Instructions for the task
Look through the data for the string "value". Copy every line where it is found.

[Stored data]

"""

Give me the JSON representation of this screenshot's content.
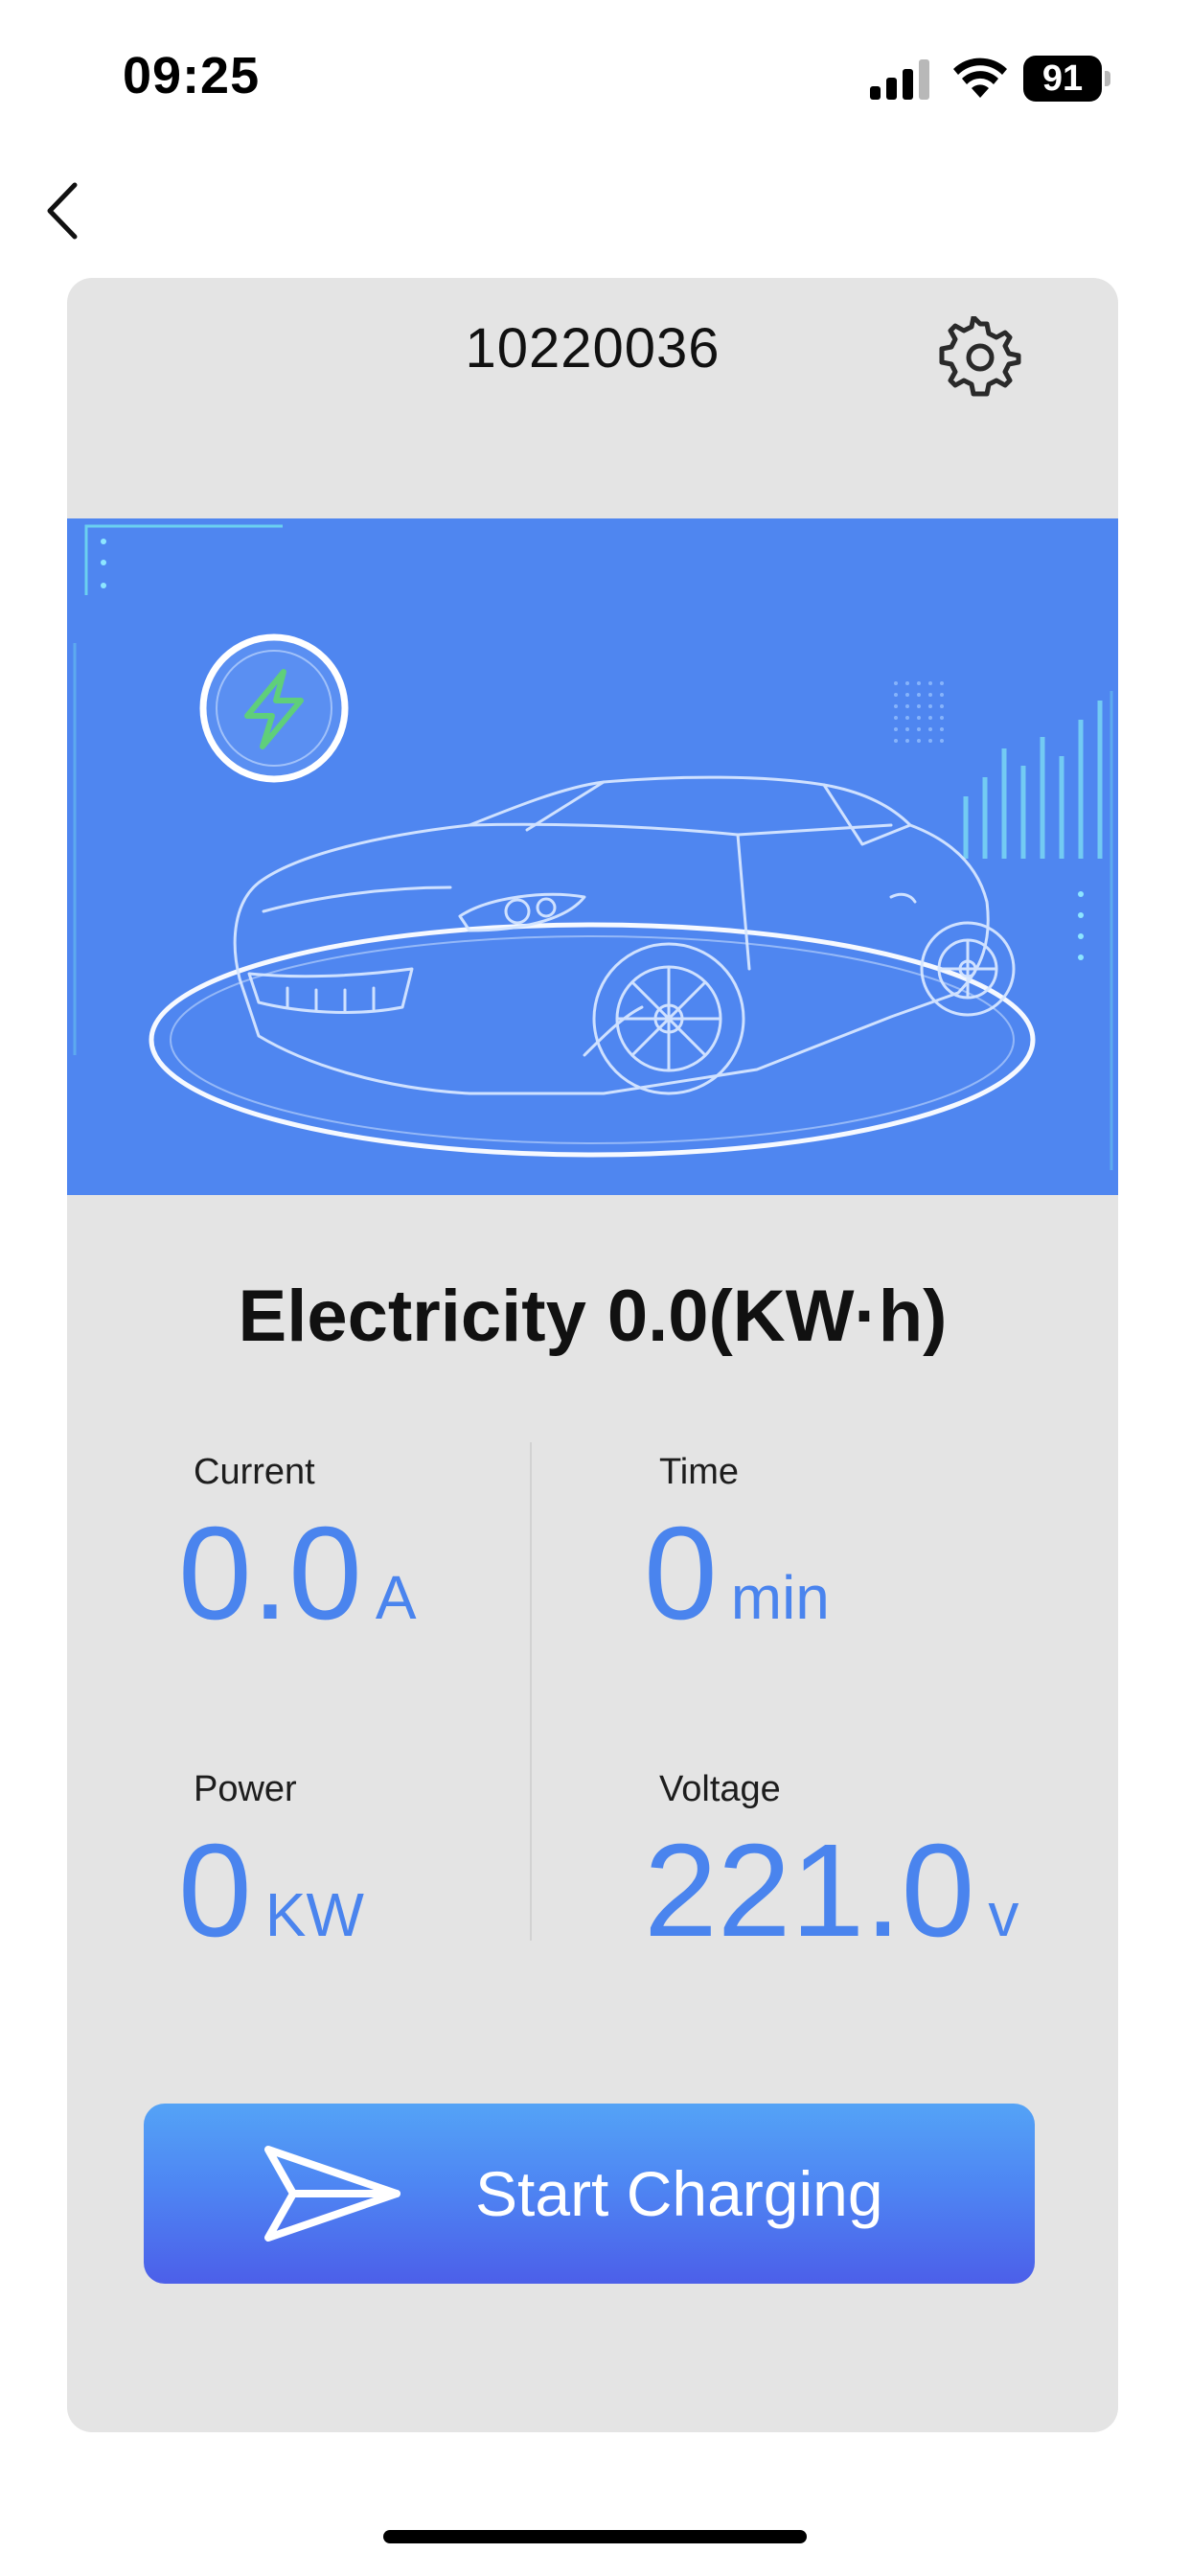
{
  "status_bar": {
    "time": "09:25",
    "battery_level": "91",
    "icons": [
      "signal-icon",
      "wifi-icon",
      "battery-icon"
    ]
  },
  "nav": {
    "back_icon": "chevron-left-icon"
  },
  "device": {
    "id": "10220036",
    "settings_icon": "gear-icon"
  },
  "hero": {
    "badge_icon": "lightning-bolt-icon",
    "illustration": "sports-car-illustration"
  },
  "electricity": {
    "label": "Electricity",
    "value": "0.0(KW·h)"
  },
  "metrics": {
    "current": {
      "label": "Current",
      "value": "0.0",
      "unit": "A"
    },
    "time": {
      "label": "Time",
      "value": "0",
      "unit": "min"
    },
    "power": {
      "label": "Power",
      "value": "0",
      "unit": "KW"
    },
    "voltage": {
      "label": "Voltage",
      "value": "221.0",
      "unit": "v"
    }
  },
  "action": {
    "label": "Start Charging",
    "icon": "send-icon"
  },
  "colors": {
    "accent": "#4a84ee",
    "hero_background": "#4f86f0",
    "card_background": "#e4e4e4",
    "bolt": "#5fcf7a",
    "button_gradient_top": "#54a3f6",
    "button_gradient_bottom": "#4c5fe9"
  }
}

"""

Answer for this exercise
    "value": "0.0(KW·h)"
      "value": "0.0",
      "value": "0",
      "value": "0",
      "value": "221.0",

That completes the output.